**Set problem:** Pictures aside, write out every record exactly as it appears.

**Supplied data:**
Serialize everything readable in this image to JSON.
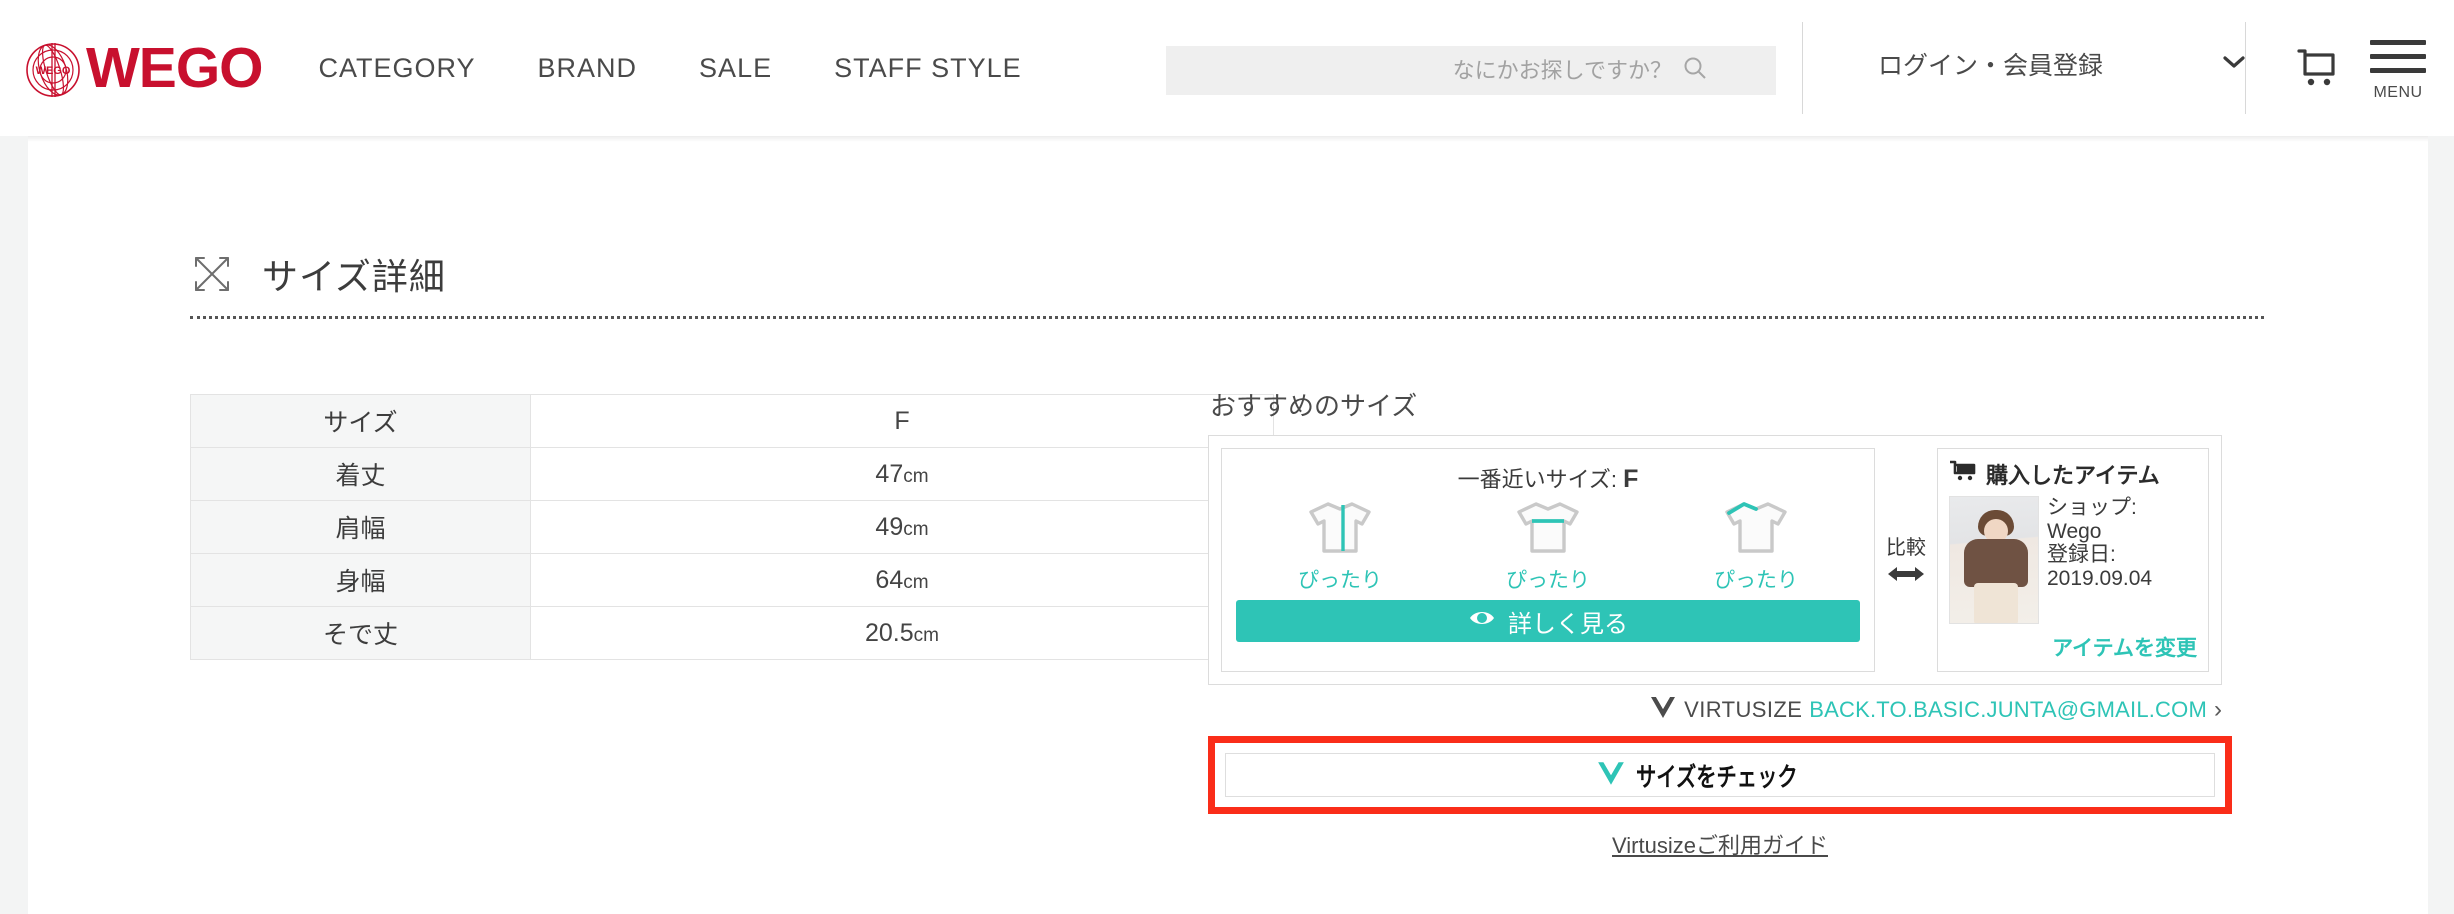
{
  "header": {
    "brand": "WEGO",
    "logo_mark_text": "WEGO",
    "nav": [
      {
        "label": "CATEGORY"
      },
      {
        "label": "BRAND"
      },
      {
        "label": "SALE"
      },
      {
        "label": "STAFF STYLE"
      }
    ],
    "search": {
      "value": "",
      "placeholder": "なにかお探しですか？",
      "icon": "search-icon"
    },
    "account": {
      "label": "ログイン・会員登録",
      "chevron_icon": "chevron-down-icon"
    },
    "cart_icon": "cart-icon",
    "menu_icon": "hamburger-icon",
    "menu_label": "MENU"
  },
  "page": {
    "title": "サイズ詳細",
    "title_icon": "resize-diagonal-icon"
  },
  "size_table": {
    "rows": [
      {
        "label": "サイズ",
        "value": "F",
        "unit": ""
      },
      {
        "label": "着丈",
        "value": "47",
        "unit": "cm"
      },
      {
        "label": "肩幅",
        "value": "49",
        "unit": "cm"
      },
      {
        "label": "身幅",
        "value": "64",
        "unit": "cm"
      },
      {
        "label": "そで丈",
        "value": "20.5",
        "unit": "cm"
      }
    ]
  },
  "virtusize": {
    "heading": "おすすめのサイズ",
    "best_size_prefix": "一番近いサイズ:",
    "best_size": "F",
    "fits": [
      {
        "label": "ぴったり",
        "icon": "tshirt-length-icon"
      },
      {
        "label": "ぴったり",
        "icon": "tshirt-width-icon"
      },
      {
        "label": "ぴったり",
        "icon": "tshirt-shoulder-icon"
      }
    ],
    "detail_button": {
      "label": "詳しく見る",
      "icon": "eye-icon"
    },
    "compare": {
      "label": "比較",
      "icon": "left-right-arrow-icon"
    },
    "purchased": {
      "title": "購入したアイテム",
      "title_icon": "cart-icon",
      "shop_label": "ショップ:",
      "shop_value": "Wego",
      "date_label": "登録日:",
      "date_value": "2019.09.04",
      "change_link": "アイテムを変更",
      "thumbnail_alt": "purchased-item-photo"
    },
    "account_row": {
      "brand": "VIRTUSIZE",
      "brand_icon": "virtusize-v-icon",
      "email": "BACK.TO.BASIC.JUNTA@GMAIL.COM",
      "chevron": "›"
    },
    "check_button": {
      "label": "サイズをチェック",
      "icon": "virtusize-v-icon"
    },
    "guide_link": "Virtusizeご利用ガイド"
  },
  "colors": {
    "brand_red": "#c8102e",
    "accent_teal": "#2ec4b6",
    "highlight_red": "#fa2d19",
    "text_dark": "#3c3c3c"
  }
}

**Exercise output:**
Serialize everything readable in this image to JSON.
{
  "header": {
    "brand": "WEGO",
    "logo_mark_text": "WEGO",
    "nav": [
      {
        "label": "CATEGORY"
      },
      {
        "label": "BRAND"
      },
      {
        "label": "SALE"
      },
      {
        "label": "STAFF STYLE"
      }
    ],
    "search": {
      "value": "",
      "placeholder": "なにかお探しですか？",
      "icon": "search-icon"
    },
    "account": {
      "label": "ログイン・会員登録",
      "chevron_icon": "chevron-down-icon"
    },
    "cart_icon": "cart-icon",
    "menu_icon": "hamburger-icon",
    "menu_label": "MENU"
  },
  "page": {
    "title": "サイズ詳細",
    "title_icon": "resize-diagonal-icon"
  },
  "size_table": {
    "rows": [
      {
        "label": "サイズ",
        "value": "F",
        "unit": ""
      },
      {
        "label": "着丈",
        "value": "47",
        "unit": "cm"
      },
      {
        "label": "肩幅",
        "value": "49",
        "unit": "cm"
      },
      {
        "label": "身幅",
        "value": "64",
        "unit": "cm"
      },
      {
        "label": "そで丈",
        "value": "20.5",
        "unit": "cm"
      }
    ]
  },
  "virtusize": {
    "heading": "おすすめのサイズ",
    "best_size_prefix": "一番近いサイズ:",
    "best_size": "F",
    "fits": [
      {
        "label": "ぴったり",
        "icon": "tshirt-length-icon"
      },
      {
        "label": "ぴったり",
        "icon": "tshirt-width-icon"
      },
      {
        "label": "ぴったり",
        "icon": "tshirt-shoulder-icon"
      }
    ],
    "detail_button": {
      "label": "詳しく見る",
      "icon": "eye-icon"
    },
    "compare": {
      "label": "比較",
      "icon": "left-right-arrow-icon"
    },
    "purchased": {
      "title": "購入したアイテム",
      "title_icon": "cart-icon",
      "shop_label": "ショップ:",
      "shop_value": "Wego",
      "date_label": "登録日:",
      "date_value": "2019.09.04",
      "change_link": "アイテムを変更",
      "thumbnail_alt": "purchased-item-photo"
    },
    "account_row": {
      "brand": "VIRTUSIZE",
      "brand_icon": "virtusize-v-icon",
      "email": "BACK.TO.BASIC.JUNTA@GMAIL.COM",
      "chevron": "›"
    },
    "check_button": {
      "label": "サイズをチェック",
      "icon": "virtusize-v-icon"
    },
    "guide_link": "Virtusizeご利用ガイド"
  },
  "colors": {
    "brand_red": "#c8102e",
    "accent_teal": "#2ec4b6",
    "highlight_red": "#fa2d19",
    "text_dark": "#3c3c3c"
  }
}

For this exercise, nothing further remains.